_Instruction_
Here are some records. Copy each one exactly.

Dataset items
━━━━━━
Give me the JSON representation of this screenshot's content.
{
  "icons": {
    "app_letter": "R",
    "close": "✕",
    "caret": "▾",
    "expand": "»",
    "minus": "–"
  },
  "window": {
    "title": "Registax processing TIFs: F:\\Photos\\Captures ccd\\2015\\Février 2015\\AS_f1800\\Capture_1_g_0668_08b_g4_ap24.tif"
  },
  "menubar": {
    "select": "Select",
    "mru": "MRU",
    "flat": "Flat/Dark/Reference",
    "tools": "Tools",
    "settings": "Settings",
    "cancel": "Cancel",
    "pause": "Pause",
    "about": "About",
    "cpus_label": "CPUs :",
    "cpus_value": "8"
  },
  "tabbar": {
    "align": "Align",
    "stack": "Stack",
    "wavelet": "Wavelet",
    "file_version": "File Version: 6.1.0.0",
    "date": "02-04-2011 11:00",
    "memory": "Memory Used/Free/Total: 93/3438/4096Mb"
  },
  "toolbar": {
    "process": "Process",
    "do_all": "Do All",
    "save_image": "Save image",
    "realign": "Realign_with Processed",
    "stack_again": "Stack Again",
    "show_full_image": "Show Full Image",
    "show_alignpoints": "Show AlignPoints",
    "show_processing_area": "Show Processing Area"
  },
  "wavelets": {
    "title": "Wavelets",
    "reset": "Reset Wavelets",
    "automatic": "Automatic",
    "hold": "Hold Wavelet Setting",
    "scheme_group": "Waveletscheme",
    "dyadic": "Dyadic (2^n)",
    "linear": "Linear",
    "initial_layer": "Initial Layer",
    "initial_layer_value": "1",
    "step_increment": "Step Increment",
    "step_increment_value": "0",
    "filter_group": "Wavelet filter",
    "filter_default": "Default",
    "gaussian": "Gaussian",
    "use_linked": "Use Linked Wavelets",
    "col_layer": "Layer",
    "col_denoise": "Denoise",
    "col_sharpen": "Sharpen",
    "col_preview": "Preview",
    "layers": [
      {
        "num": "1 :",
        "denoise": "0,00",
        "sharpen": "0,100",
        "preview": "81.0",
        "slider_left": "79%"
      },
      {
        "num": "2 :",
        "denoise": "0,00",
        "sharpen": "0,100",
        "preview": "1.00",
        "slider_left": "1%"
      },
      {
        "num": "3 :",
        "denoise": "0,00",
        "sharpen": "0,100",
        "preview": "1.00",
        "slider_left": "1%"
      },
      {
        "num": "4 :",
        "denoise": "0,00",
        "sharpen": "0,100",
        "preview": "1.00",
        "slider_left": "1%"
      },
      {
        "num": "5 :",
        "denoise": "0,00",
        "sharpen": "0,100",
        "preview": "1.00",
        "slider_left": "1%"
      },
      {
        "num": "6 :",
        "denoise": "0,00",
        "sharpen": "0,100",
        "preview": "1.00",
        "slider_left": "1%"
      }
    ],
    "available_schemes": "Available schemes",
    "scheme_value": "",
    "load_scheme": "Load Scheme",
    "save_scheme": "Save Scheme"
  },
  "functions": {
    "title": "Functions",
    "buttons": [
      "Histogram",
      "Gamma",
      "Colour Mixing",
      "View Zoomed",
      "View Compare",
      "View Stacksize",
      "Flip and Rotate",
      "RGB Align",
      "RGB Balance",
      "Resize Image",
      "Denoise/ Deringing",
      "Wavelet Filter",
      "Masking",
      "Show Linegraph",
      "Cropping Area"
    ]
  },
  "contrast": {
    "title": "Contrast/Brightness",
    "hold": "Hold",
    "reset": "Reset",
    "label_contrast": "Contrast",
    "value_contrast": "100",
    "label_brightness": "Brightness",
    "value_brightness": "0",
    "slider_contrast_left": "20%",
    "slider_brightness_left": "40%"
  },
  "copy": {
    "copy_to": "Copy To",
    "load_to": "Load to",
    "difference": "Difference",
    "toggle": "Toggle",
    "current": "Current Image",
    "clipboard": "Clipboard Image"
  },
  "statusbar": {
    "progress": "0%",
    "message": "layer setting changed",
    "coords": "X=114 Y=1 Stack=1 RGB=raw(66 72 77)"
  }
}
━━━━━━
_Final result_
Give me the JSON representation of this screenshot's content.
{
  "icons": {
    "app_letter": "R",
    "close": "✕",
    "caret": "▾",
    "expand": "»",
    "minus": "–"
  },
  "window": {
    "title": "Registax processing TIFs: F:\\Photos\\Captures ccd\\2015\\Février 2015\\AS_f1800\\Capture_1_g_0668_08b_g4_ap24.tif"
  },
  "menubar": {
    "select": "Select",
    "mru": "MRU",
    "flat": "Flat/Dark/Reference",
    "tools": "Tools",
    "settings": "Settings",
    "cancel": "Cancel",
    "pause": "Pause",
    "about": "About",
    "cpus_label": "CPUs :",
    "cpus_value": "8"
  },
  "tabbar": {
    "align": "Align",
    "stack": "Stack",
    "wavelet": "Wavelet",
    "file_version": "File Version: 6.1.0.0",
    "date": "02-04-2011 11:00",
    "memory": "Memory Used/Free/Total: 93/3438/4096Mb"
  },
  "toolbar": {
    "process": "Process",
    "do_all": "Do All",
    "save_image": "Save image",
    "realign": "Realign_with Processed",
    "stack_again": "Stack Again",
    "show_full_image": "Show Full Image",
    "show_alignpoints": "Show AlignPoints",
    "show_processing_area": "Show Processing Area"
  },
  "wavelets": {
    "title": "Wavelets",
    "reset": "Reset Wavelets",
    "automatic": "Automatic",
    "hold": "Hold Wavelet Setting",
    "scheme_group": "Waveletscheme",
    "dyadic": "Dyadic (2^n)",
    "linear": "Linear",
    "initial_layer": "Initial Layer",
    "initial_layer_value": "1",
    "step_increment": "Step Increment",
    "step_increment_value": "0",
    "filter_group": "Wavelet filter",
    "filter_default": "Default",
    "gaussian": "Gaussian",
    "use_linked": "Use Linked Wavelets",
    "col_layer": "Layer",
    "col_denoise": "Denoise",
    "col_sharpen": "Sharpen",
    "col_preview": "Preview",
    "layers": [
      {
        "num": "1 :",
        "denoise": "0,00",
        "sharpen": "0,100",
        "preview": "81.0",
        "slider_left": "79%"
      },
      {
        "num": "2 :",
        "denoise": "0,00",
        "sharpen": "0,100",
        "preview": "1.00",
        "slider_left": "1%"
      },
      {
        "num": "3 :",
        "denoise": "0,00",
        "sharpen": "0,100",
        "preview": "1.00",
        "slider_left": "1%"
      },
      {
        "num": "4 :",
        "denoise": "0,00",
        "sharpen": "0,100",
        "preview": "1.00",
        "slider_left": "1%"
      },
      {
        "num": "5 :",
        "denoise": "0,00",
        "sharpen": "0,100",
        "preview": "1.00",
        "slider_left": "1%"
      },
      {
        "num": "6 :",
        "denoise": "0,00",
        "sharpen": "0,100",
        "preview": "1.00",
        "slider_left": "1%"
      }
    ],
    "available_schemes": "Available schemes",
    "scheme_value": "",
    "load_scheme": "Load Scheme",
    "save_scheme": "Save Scheme"
  },
  "functions": {
    "title": "Functions",
    "buttons": [
      "Histogram",
      "Gamma",
      "Colour Mixing",
      "View Zoomed",
      "View Compare",
      "View Stacksize",
      "Flip and Rotate",
      "RGB Align",
      "RGB Balance",
      "Resize Image",
      "Denoise/ Deringing",
      "Wavelet Filter",
      "Masking",
      "Show Linegraph",
      "Cropping Area"
    ]
  },
  "contrast": {
    "title": "Contrast/Brightness",
    "hold": "Hold",
    "reset": "Reset",
    "label_contrast": "Contrast",
    "value_contrast": "100",
    "label_brightness": "Brightness",
    "value_brightness": "0",
    "slider_contrast_left": "20%",
    "slider_brightness_left": "40%"
  },
  "copy": {
    "copy_to": "Copy To",
    "load_to": "Load to",
    "difference": "Difference",
    "toggle": "Toggle",
    "current": "Current Image",
    "clipboard": "Clipboard Image"
  },
  "statusbar": {
    "progress": "0%",
    "message": "layer setting changed",
    "coords": "X=114 Y=1 Stack=1 RGB=raw(66 72 77)"
  }
}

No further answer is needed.